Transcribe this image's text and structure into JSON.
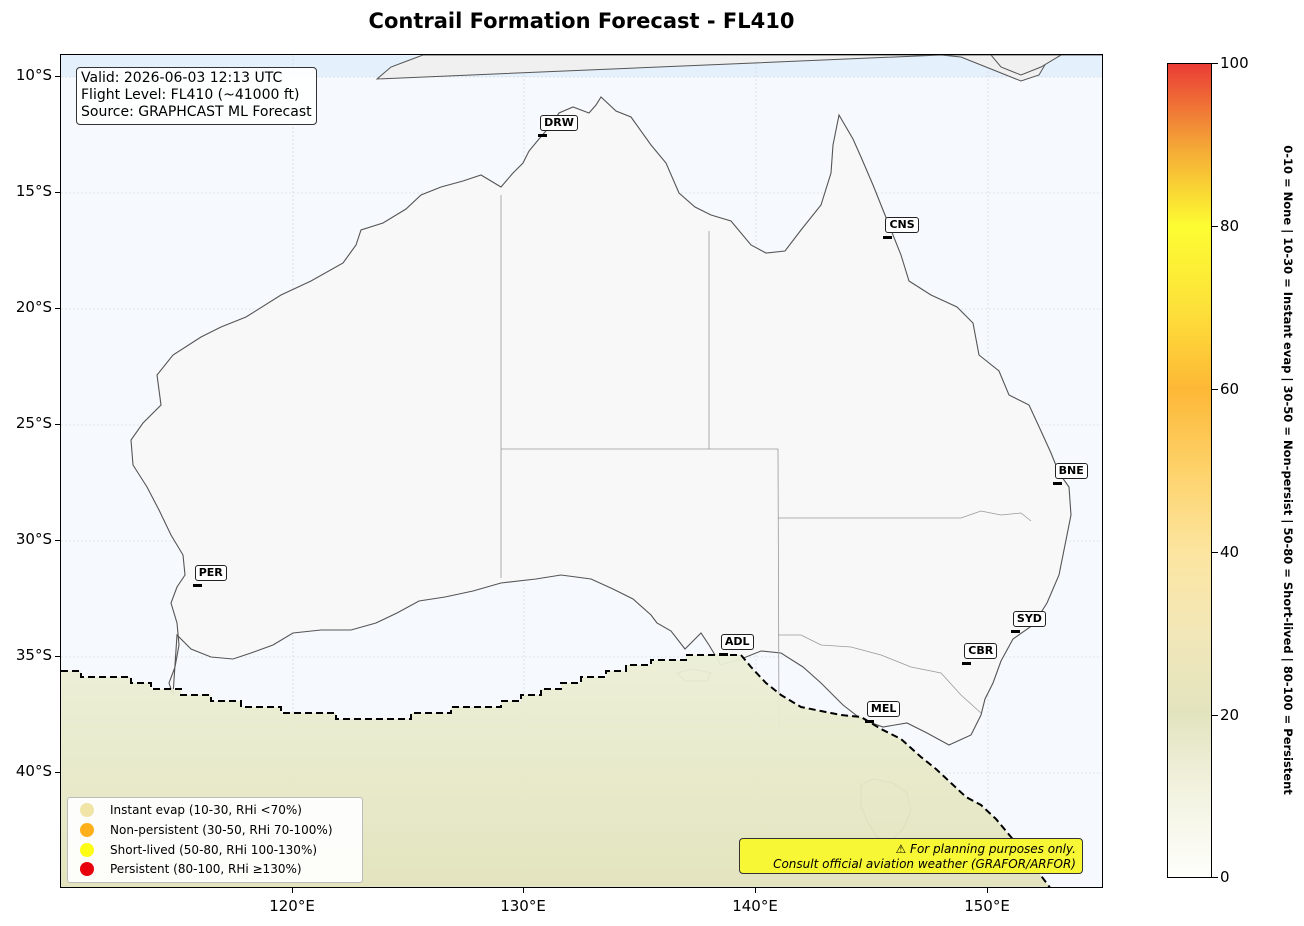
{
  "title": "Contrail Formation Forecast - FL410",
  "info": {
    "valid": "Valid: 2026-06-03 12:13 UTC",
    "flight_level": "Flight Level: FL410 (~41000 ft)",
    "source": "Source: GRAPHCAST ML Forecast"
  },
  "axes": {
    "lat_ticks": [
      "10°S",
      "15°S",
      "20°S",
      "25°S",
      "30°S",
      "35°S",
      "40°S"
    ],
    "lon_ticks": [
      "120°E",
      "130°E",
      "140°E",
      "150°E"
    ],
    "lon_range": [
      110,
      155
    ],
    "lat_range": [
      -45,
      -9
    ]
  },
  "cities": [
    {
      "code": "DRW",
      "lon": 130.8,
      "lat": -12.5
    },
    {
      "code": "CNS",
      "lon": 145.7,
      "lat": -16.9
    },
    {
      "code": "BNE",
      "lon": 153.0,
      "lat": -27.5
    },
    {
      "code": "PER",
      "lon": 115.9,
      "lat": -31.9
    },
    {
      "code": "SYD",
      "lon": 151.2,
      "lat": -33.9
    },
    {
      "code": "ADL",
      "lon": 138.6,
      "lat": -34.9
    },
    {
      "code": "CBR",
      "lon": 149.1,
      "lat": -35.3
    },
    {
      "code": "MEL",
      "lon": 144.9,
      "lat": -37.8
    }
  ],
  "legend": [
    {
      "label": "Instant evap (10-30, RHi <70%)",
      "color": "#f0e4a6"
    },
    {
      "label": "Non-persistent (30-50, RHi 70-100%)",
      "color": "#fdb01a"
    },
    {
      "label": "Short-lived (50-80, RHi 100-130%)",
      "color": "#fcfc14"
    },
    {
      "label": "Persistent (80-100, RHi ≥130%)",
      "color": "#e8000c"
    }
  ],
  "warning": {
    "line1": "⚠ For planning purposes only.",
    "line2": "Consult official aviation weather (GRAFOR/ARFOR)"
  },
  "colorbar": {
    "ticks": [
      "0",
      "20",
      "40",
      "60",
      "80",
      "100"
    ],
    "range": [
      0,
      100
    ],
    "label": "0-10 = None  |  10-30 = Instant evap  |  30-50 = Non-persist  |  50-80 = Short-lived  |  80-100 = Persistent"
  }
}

┄┄┄┄┄┄┄┄┄┄┄┄┄┄┄┄┄┄┄┄

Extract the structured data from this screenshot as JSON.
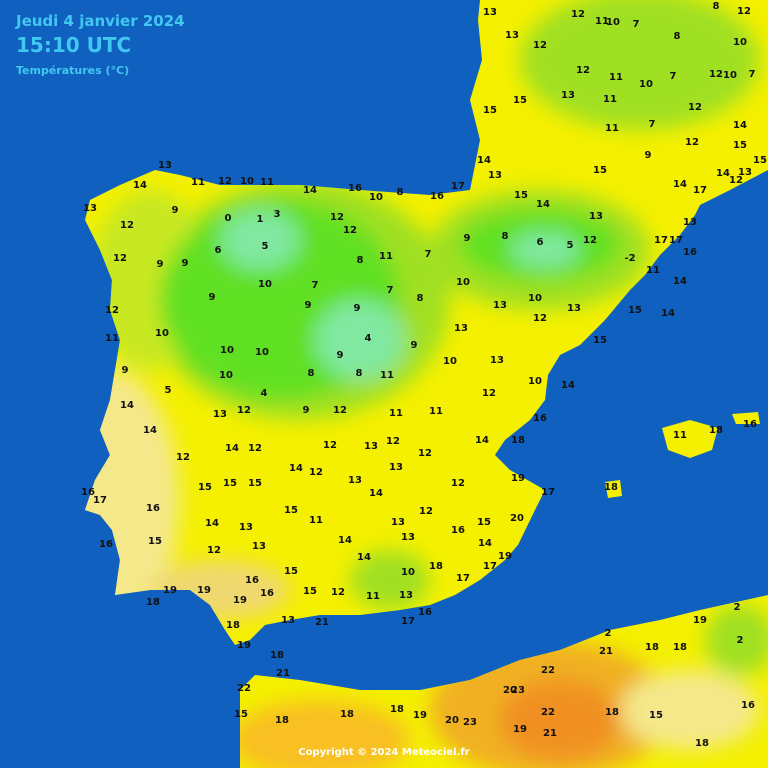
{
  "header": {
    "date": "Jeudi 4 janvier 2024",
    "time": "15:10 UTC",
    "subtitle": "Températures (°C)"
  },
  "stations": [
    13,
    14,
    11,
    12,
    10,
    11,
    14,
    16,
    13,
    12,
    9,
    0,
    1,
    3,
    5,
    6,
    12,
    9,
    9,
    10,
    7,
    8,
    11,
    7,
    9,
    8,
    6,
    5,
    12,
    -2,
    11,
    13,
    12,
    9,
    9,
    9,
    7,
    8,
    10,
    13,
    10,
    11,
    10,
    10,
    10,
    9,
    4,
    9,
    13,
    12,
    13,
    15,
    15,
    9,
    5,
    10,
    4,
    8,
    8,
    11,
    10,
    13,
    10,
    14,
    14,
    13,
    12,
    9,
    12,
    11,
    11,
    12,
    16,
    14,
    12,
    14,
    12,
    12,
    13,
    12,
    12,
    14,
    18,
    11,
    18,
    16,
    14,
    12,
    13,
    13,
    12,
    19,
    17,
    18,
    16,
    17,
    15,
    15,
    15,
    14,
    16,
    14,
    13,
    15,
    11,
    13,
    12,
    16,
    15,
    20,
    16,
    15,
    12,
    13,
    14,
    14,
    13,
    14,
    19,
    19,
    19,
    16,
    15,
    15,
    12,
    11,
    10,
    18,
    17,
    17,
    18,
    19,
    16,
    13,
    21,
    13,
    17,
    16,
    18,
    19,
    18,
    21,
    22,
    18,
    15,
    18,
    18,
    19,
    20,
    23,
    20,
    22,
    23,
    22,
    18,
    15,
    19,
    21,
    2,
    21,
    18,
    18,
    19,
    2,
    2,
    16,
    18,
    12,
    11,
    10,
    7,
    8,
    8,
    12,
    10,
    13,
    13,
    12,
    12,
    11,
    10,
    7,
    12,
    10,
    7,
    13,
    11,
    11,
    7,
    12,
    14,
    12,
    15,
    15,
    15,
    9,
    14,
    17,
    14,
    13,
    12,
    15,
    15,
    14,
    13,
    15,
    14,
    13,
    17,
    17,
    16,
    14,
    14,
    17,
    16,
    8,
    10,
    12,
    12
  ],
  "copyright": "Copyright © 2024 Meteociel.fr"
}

┄┄┄┄┄┄┄┄┄┄┄┄┄┄┄┄┄┄┄┄

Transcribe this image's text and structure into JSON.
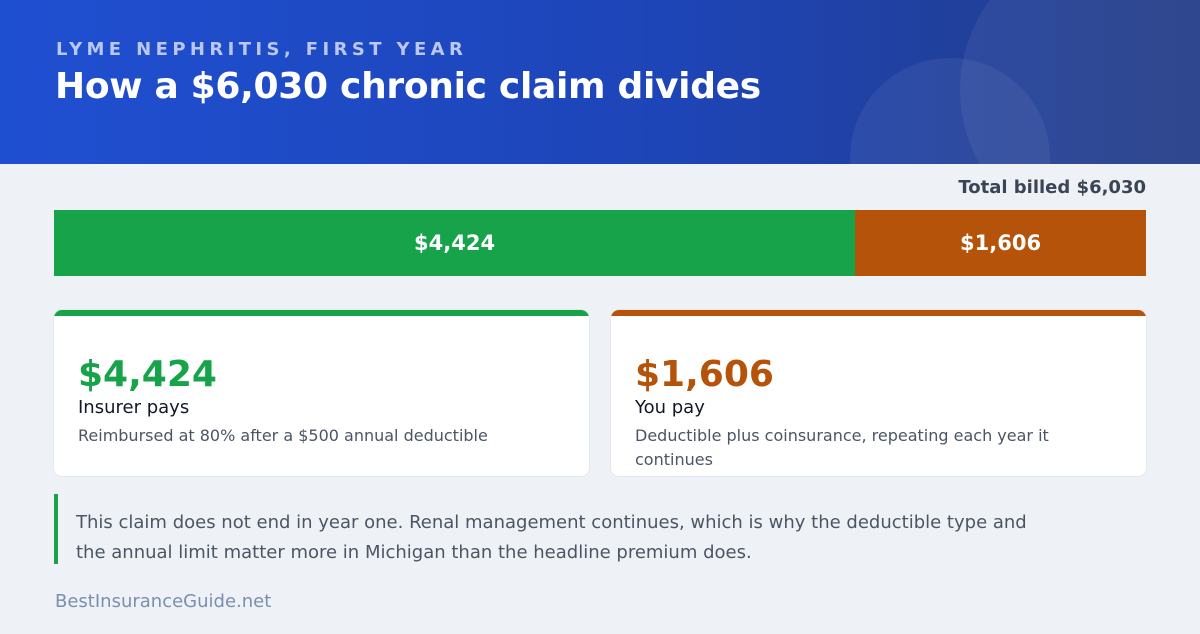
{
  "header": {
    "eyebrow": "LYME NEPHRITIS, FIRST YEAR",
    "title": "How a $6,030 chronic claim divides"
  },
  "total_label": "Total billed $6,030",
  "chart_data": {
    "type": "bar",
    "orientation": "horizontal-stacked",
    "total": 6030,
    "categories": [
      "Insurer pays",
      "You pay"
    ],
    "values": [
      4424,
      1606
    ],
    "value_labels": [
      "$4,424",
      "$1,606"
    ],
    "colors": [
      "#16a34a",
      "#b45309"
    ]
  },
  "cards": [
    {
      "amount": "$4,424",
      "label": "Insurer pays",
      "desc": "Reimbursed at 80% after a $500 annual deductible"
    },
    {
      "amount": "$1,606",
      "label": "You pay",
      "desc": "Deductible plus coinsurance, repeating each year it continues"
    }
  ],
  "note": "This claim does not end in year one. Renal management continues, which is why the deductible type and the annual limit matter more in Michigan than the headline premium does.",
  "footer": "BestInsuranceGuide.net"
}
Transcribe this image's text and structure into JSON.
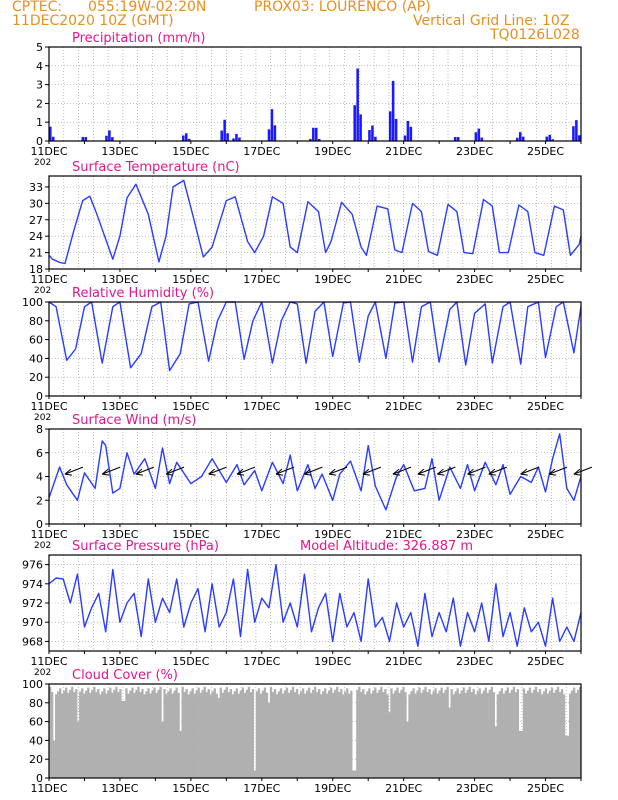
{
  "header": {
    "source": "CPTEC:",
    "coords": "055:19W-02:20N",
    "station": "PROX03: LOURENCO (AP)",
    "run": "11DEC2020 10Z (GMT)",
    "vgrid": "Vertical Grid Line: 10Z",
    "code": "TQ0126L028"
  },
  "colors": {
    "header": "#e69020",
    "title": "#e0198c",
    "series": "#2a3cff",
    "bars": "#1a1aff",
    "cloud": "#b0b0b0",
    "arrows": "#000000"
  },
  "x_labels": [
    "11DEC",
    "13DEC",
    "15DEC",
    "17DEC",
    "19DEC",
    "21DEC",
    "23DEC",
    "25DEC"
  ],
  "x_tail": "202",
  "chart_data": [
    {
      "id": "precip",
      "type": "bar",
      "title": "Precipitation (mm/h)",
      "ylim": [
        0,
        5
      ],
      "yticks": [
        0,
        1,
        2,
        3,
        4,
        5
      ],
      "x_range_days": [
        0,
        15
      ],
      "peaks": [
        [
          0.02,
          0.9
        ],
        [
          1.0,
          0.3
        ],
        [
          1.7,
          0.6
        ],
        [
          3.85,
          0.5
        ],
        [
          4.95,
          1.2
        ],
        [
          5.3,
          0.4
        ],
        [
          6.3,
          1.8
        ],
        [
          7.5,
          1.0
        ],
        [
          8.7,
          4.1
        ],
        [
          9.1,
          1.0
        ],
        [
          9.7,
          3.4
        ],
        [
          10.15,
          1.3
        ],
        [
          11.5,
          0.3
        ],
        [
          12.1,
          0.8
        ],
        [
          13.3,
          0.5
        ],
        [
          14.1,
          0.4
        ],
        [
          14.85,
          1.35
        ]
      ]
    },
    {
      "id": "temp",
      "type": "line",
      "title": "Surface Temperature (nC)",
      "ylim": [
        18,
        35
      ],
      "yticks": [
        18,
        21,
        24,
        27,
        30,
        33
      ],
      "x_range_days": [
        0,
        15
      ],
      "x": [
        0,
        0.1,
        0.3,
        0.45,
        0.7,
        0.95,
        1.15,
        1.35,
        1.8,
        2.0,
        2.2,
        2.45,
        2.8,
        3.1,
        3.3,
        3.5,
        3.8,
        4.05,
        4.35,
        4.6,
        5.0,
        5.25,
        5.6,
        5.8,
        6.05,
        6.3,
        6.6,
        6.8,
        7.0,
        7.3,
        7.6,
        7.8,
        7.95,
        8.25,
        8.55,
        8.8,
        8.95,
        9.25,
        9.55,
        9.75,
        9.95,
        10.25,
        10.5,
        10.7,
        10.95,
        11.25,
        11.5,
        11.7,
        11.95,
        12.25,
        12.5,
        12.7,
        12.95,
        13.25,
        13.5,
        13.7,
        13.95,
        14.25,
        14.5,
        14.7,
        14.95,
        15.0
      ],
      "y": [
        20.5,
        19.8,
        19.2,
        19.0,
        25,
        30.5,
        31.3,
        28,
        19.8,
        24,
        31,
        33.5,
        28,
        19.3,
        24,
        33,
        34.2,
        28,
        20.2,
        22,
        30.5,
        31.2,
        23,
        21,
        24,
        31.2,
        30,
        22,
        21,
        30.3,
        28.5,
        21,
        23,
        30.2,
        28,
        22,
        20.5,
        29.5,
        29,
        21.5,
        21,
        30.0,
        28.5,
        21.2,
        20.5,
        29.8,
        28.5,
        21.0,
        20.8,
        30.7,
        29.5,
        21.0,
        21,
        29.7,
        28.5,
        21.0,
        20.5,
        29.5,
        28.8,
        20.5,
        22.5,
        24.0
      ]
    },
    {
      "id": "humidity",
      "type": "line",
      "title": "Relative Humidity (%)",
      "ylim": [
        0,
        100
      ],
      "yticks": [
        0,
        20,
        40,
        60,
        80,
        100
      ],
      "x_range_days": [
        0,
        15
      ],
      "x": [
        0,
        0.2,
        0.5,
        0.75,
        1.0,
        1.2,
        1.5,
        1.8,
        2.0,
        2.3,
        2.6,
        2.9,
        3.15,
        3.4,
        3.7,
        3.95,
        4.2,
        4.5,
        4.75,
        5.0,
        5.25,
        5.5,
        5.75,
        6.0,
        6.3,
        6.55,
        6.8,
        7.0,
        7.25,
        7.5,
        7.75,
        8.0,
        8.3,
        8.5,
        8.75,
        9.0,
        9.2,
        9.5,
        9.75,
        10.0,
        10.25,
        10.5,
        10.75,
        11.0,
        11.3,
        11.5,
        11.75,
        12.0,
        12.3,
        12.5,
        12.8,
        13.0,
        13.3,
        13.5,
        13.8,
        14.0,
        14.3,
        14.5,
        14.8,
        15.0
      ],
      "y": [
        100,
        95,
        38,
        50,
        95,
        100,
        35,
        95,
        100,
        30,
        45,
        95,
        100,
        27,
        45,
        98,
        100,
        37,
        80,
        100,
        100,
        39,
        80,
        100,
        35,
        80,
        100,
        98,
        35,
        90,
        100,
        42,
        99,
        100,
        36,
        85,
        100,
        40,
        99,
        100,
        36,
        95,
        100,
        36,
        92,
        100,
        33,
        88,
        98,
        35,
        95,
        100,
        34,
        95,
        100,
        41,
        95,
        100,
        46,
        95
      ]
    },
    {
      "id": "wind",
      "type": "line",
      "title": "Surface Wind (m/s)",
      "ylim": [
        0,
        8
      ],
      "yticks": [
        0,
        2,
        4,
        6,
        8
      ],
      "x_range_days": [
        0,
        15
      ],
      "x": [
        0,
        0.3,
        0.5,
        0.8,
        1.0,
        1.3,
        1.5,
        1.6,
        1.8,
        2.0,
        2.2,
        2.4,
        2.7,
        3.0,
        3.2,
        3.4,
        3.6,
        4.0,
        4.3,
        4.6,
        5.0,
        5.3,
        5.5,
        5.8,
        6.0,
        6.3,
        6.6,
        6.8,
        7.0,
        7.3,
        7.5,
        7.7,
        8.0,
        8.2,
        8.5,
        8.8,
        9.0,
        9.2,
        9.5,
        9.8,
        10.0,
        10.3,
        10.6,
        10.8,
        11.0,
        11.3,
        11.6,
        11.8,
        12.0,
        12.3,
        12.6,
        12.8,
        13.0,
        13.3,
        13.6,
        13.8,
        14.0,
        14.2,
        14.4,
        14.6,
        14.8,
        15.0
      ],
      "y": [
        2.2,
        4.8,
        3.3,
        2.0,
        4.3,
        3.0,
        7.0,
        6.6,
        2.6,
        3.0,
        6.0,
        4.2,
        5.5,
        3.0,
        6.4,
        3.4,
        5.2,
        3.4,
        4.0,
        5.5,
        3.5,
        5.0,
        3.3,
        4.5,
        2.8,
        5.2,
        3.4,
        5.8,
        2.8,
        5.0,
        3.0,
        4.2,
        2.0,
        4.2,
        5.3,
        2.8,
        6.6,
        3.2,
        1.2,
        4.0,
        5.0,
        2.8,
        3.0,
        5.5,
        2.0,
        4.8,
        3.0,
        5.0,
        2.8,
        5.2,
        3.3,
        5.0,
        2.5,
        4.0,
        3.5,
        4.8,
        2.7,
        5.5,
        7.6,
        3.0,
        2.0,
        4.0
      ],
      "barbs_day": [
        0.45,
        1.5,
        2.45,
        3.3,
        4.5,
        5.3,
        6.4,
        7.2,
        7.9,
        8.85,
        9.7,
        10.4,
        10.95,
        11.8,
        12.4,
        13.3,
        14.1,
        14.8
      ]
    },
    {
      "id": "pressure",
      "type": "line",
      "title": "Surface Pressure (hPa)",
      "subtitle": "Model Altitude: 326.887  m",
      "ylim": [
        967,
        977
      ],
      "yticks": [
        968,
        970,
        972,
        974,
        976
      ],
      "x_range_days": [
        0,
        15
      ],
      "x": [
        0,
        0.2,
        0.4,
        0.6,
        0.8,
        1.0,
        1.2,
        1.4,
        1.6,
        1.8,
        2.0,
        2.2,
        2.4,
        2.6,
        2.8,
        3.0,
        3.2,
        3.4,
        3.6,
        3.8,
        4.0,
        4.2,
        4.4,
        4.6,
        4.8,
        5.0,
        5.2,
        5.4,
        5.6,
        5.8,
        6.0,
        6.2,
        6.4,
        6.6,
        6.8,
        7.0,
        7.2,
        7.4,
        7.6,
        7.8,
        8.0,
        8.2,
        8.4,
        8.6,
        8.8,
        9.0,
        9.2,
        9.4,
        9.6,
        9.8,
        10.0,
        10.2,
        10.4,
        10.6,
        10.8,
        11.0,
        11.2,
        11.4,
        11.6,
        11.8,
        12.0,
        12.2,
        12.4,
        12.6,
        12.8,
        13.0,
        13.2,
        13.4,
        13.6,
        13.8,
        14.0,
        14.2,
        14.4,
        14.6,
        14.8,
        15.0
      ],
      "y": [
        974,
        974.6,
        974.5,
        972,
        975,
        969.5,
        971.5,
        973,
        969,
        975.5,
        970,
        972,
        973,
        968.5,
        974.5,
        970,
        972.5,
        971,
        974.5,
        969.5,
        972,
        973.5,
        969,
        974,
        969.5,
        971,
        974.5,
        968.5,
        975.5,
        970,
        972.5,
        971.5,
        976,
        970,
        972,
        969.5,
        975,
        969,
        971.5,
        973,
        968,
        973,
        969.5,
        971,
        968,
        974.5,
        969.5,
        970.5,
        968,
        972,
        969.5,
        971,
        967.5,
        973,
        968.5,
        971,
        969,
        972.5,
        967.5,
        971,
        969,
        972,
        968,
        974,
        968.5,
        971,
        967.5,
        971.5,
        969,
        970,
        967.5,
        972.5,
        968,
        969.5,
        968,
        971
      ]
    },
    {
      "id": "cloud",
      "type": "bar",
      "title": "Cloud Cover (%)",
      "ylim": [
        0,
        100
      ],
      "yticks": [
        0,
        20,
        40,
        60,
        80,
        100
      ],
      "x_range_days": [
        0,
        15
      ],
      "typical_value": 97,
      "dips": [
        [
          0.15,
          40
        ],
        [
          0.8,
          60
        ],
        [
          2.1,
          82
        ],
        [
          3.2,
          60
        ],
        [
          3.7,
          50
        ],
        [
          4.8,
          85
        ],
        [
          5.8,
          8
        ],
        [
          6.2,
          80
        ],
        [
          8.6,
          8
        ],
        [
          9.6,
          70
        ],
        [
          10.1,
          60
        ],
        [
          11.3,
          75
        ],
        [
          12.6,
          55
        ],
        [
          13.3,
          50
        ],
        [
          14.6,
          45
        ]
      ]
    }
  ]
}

┄┄┄┄┄┄┄┄┄┄┄┄┄┄┄┄┄┄┄┄

Find each line holding the word "subtitle" and copy it.

FINISHED ANSWER:
    "subtitle": "Températures (°C)"
      "subtitle": "Model Altitude: 326.887  m",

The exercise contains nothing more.